━━ LISTED ENTRIES ━━

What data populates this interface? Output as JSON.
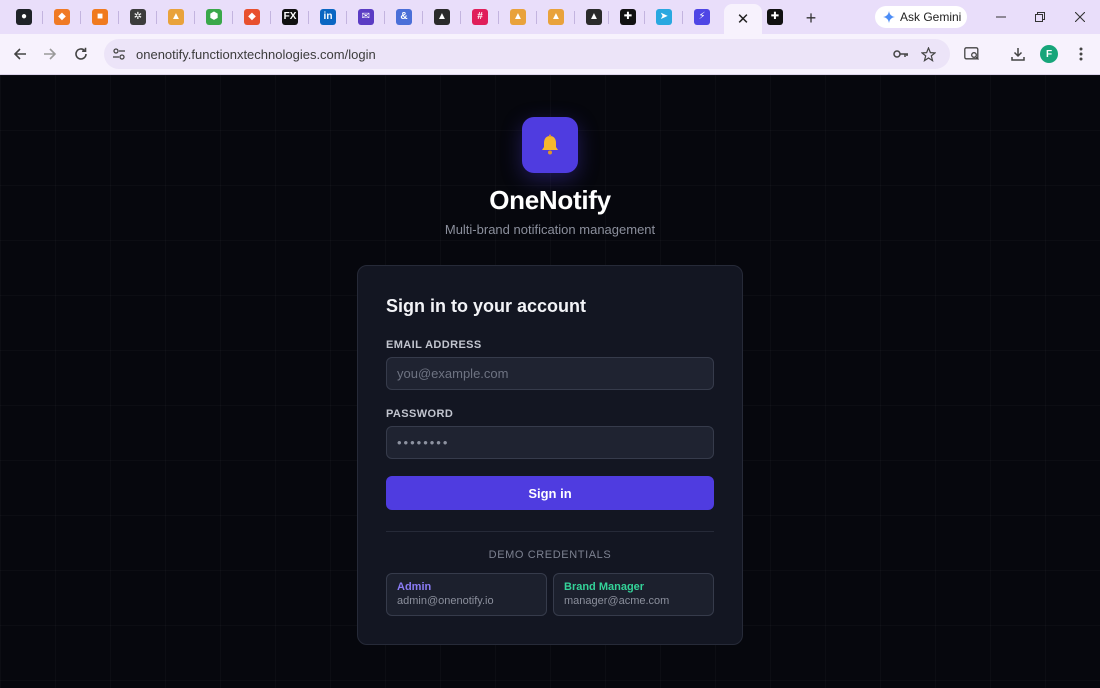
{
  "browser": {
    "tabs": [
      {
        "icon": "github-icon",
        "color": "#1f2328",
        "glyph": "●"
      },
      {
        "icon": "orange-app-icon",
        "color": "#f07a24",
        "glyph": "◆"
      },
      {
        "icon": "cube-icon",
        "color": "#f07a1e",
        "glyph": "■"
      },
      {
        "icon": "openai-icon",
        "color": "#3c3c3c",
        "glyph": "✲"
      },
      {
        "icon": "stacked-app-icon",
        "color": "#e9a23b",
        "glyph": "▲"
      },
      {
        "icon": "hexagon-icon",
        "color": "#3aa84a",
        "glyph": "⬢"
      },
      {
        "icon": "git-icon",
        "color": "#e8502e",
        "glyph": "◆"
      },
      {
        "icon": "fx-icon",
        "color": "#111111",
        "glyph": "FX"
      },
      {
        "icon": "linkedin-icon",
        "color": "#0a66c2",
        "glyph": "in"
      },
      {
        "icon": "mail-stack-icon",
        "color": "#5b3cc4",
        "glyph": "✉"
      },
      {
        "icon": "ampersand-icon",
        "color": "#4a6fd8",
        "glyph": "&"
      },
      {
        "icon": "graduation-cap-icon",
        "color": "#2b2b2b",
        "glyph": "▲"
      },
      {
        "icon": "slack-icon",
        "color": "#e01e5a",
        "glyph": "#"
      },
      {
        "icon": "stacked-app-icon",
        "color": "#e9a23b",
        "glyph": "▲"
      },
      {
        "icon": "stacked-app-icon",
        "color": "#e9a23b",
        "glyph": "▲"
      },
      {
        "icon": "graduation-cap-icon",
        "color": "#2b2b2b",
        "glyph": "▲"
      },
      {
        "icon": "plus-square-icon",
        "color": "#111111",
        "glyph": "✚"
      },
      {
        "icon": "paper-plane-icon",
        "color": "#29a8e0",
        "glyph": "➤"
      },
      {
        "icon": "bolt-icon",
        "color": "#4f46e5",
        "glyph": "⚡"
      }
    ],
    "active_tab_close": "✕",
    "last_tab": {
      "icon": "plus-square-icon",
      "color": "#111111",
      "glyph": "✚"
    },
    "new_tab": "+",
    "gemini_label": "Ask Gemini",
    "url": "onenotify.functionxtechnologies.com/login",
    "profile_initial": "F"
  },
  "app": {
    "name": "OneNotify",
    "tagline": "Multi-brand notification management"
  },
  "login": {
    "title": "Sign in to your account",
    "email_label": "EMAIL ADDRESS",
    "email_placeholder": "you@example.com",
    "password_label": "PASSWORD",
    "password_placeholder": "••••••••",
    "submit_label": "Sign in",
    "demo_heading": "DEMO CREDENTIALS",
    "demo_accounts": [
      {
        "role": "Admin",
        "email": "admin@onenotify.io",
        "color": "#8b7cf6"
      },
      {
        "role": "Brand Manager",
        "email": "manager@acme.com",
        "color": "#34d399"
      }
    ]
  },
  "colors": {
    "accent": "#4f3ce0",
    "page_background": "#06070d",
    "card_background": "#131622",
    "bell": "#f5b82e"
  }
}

━━━

YOUR INSTRUCTIONS ->
Copy the lines from the entries above in which the word "login" appears.

EXERCISE ANSWER ->
    "url": "onenotify.functionxtechnologies.com/login",
  "login": {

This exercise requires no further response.